> Data listing:
-.-.-
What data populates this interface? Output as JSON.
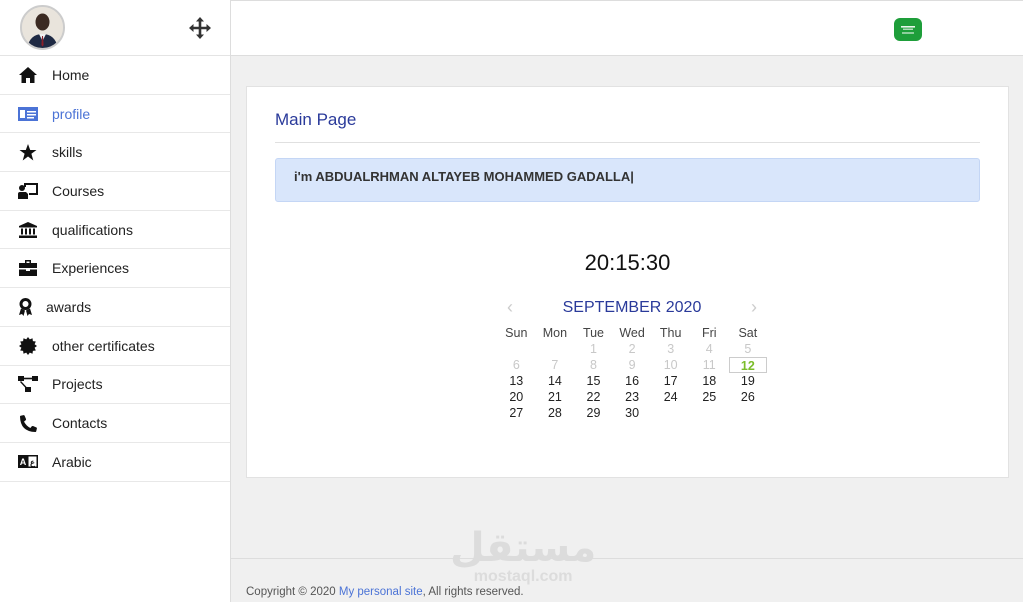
{
  "sidebar": {
    "items": [
      {
        "label": "Home",
        "icon": "home-icon"
      },
      {
        "label": "profile",
        "icon": "id-card-icon"
      },
      {
        "label": "skills",
        "icon": "star-icon"
      },
      {
        "label": "Courses",
        "icon": "chalkboard-teacher-icon"
      },
      {
        "label": "qualifications",
        "icon": "university-icon"
      },
      {
        "label": "Experiences",
        "icon": "briefcase-icon"
      },
      {
        "label": "awards",
        "icon": "award-icon"
      },
      {
        "label": "other certificates",
        "icon": "certificate-icon"
      },
      {
        "label": "Projects",
        "icon": "project-diagram-icon"
      },
      {
        "label": "Contacts",
        "icon": "phone-icon"
      },
      {
        "label": "Arabic",
        "icon": "language-icon"
      }
    ],
    "active_index": 1,
    "active_color": "#4b73d6"
  },
  "main": {
    "title": "Main Page",
    "intro": "i'm ABDUALRHMAN ALTAYEB MOHAMMED GADALLA|",
    "clock": "20:15:30"
  },
  "calendar": {
    "month_label": "SEPTEMBER 2020",
    "weekdays": [
      "Sun",
      "Mon",
      "Tue",
      "Wed",
      "Thu",
      "Fri",
      "Sat"
    ],
    "selected_day": "12"
  },
  "footer": {
    "prefix": "Copyright © 2020 ",
    "link": "My personal site",
    "suffix": ", All rights reserved."
  },
  "watermark": {
    "arabic": "مستقل",
    "latin": "mostaql.com"
  }
}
-.-.-
> Stated task:
List the lines of the material in which the word "icon" occurs.

> Full response:
        "icon": "home-icon"
        "icon": "id-card-icon"
        "icon": "star-icon"
        "icon": "chalkboard-teacher-icon"
        "icon": "university-icon"
        "icon": "briefcase-icon"
        "icon": "award-icon"
        "icon": "certificate-icon"
        "icon": "project-diagram-icon"
        "icon": "phone-icon"
        "icon": "language-icon"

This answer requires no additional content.